| Task statement |
Of all the lines in the material, how many contain the word "customers"? State the number alone.

| Data for this exercise |
★ ★ ★ ★ ★ ★ ★

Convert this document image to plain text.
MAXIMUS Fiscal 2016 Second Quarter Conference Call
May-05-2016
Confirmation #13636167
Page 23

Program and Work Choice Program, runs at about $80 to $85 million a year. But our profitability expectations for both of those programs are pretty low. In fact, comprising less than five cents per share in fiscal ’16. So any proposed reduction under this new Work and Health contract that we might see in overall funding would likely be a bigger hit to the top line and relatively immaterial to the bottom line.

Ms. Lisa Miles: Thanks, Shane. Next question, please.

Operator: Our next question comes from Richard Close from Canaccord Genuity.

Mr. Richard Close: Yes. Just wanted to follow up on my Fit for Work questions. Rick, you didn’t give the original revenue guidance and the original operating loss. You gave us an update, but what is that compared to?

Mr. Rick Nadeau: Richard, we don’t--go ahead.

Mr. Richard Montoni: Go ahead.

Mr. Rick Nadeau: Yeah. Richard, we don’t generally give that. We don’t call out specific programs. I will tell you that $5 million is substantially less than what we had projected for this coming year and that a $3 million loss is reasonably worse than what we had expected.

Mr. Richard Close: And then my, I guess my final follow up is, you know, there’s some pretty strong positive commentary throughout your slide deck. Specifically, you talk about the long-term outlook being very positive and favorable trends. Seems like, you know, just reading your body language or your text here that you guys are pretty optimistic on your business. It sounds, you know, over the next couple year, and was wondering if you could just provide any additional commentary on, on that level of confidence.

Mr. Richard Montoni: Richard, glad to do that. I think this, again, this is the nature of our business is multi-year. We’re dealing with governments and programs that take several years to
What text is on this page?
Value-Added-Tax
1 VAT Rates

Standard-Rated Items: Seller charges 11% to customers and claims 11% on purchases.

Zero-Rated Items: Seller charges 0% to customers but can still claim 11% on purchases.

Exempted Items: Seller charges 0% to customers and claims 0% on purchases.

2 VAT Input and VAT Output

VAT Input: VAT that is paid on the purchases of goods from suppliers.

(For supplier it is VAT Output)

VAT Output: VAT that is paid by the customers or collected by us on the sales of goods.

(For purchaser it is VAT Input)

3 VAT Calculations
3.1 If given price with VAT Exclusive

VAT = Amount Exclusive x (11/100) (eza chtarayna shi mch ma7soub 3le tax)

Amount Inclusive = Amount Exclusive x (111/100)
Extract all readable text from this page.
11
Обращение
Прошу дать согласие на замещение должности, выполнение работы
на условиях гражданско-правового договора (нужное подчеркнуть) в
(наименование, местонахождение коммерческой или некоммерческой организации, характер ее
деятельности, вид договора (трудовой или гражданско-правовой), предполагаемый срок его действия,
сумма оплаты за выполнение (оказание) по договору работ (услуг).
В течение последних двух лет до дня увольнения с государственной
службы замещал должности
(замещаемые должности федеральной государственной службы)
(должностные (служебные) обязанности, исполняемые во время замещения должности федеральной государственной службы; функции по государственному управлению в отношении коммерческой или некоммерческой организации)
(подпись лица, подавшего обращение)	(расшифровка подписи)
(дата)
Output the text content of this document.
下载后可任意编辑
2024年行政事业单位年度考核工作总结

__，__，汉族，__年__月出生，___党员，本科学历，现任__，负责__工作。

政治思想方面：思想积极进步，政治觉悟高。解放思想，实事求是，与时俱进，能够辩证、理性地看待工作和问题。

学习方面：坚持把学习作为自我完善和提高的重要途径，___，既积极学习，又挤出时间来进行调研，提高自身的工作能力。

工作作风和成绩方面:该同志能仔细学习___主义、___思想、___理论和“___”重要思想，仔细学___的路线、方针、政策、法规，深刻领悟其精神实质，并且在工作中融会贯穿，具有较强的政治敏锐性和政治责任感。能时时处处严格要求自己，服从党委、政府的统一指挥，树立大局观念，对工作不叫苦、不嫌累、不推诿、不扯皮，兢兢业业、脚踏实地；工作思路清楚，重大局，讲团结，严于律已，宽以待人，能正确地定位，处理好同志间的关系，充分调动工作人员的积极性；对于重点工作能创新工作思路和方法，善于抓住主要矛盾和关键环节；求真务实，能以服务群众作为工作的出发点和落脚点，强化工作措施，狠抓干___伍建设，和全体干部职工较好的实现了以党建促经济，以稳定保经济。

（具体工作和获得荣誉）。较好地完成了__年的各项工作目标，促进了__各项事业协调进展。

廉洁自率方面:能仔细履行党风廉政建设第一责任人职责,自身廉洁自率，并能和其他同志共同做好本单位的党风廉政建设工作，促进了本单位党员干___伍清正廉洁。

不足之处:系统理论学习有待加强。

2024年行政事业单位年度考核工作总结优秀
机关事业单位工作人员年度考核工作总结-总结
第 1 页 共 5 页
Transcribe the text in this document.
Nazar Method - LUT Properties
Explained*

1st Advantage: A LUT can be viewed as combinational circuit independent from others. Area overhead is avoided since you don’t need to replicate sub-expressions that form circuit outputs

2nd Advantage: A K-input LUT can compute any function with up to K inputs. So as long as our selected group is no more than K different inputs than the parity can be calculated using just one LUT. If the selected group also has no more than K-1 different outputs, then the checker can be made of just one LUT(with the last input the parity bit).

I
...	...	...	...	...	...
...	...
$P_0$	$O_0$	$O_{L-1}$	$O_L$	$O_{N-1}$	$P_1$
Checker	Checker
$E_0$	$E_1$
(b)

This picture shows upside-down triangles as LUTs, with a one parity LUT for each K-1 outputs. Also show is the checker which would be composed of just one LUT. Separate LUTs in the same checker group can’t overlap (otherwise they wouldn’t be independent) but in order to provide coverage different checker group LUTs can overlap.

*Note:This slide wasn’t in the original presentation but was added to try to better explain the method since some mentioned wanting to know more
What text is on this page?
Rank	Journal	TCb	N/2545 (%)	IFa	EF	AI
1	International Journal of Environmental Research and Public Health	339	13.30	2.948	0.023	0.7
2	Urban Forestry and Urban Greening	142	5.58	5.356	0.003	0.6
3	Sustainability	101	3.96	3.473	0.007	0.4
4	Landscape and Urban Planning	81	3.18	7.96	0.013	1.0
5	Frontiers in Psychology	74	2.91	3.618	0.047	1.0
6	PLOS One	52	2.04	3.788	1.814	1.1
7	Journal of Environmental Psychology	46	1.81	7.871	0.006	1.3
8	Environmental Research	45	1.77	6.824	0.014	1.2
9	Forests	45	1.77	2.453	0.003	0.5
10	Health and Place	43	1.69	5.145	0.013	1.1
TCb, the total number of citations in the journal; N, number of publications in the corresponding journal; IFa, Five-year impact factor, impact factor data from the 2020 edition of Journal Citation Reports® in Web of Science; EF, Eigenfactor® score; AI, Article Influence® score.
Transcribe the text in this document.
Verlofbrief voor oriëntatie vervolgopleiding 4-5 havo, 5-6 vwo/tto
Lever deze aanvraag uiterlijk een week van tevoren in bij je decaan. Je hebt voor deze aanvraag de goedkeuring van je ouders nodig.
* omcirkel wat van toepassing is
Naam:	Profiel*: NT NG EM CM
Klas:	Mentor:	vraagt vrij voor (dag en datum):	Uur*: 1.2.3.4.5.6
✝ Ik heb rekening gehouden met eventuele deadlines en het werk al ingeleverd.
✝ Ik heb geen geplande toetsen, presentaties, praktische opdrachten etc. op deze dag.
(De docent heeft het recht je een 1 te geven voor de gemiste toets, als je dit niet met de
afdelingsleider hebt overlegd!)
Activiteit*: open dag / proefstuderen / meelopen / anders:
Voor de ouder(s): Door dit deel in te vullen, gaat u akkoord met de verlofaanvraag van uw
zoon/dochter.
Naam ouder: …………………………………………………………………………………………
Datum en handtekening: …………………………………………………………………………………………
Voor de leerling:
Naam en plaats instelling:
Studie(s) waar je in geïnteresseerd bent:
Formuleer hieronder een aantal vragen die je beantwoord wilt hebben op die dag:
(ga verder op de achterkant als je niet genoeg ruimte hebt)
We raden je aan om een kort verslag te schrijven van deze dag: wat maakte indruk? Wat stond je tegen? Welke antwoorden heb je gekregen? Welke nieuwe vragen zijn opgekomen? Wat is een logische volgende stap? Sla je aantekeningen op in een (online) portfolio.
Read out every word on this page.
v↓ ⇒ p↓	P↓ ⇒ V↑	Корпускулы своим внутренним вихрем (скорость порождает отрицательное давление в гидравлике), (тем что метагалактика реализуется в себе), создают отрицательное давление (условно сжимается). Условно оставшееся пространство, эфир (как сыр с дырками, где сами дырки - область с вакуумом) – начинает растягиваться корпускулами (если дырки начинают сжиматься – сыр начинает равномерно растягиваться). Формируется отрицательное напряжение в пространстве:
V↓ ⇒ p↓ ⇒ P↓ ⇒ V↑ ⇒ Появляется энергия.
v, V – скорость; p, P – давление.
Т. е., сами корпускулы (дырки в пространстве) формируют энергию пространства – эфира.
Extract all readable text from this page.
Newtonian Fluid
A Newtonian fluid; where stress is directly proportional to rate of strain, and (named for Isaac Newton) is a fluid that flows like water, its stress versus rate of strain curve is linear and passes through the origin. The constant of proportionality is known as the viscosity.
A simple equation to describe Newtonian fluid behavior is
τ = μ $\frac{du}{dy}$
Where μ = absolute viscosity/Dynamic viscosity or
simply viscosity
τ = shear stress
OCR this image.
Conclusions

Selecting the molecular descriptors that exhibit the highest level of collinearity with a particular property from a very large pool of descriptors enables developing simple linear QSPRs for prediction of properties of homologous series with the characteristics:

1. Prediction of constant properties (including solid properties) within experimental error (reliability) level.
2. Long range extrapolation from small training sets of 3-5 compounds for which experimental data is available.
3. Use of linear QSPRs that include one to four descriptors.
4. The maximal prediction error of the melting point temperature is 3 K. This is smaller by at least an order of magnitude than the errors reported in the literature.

★ ★ ★ ★ ★ ★ ★

| Response |
4